Answer with a single number: the count of lines that include the string "Miniſterien".

***** Input rows *****

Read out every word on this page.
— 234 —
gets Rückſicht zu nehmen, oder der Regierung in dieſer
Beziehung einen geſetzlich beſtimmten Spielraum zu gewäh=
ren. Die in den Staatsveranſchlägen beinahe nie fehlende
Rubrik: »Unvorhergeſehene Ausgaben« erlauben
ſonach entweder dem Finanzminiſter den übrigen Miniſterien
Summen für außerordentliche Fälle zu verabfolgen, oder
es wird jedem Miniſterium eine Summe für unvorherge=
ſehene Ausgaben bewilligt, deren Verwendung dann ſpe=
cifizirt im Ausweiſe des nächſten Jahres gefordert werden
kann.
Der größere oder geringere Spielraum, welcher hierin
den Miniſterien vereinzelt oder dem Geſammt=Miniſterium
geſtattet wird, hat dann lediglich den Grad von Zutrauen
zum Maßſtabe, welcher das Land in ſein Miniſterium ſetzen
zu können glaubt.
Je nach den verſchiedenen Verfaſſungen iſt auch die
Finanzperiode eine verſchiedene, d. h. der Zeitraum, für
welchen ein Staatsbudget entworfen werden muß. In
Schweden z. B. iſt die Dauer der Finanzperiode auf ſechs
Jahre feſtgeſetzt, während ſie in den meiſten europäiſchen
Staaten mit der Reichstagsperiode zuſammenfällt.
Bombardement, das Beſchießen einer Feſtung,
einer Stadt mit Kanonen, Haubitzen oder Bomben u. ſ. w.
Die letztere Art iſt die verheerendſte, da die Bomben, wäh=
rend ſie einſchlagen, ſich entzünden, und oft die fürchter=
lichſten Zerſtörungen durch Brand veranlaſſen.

*****
***** Input rows *****

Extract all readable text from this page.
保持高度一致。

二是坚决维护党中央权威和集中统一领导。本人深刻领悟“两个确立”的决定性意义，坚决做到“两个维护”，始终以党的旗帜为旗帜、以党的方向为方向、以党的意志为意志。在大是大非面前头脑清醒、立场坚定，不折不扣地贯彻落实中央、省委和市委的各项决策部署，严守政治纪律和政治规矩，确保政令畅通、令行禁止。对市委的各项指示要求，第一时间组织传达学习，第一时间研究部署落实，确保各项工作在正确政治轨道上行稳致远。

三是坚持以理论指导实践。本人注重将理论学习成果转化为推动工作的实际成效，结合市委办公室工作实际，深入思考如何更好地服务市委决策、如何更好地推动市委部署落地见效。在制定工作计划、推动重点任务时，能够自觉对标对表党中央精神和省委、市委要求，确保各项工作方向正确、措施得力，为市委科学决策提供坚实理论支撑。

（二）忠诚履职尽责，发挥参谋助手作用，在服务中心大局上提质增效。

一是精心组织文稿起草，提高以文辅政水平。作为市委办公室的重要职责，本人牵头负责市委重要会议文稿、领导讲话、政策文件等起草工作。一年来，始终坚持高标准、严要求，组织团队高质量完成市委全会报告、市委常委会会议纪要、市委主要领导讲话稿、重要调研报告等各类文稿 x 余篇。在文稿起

*****

Task response: 2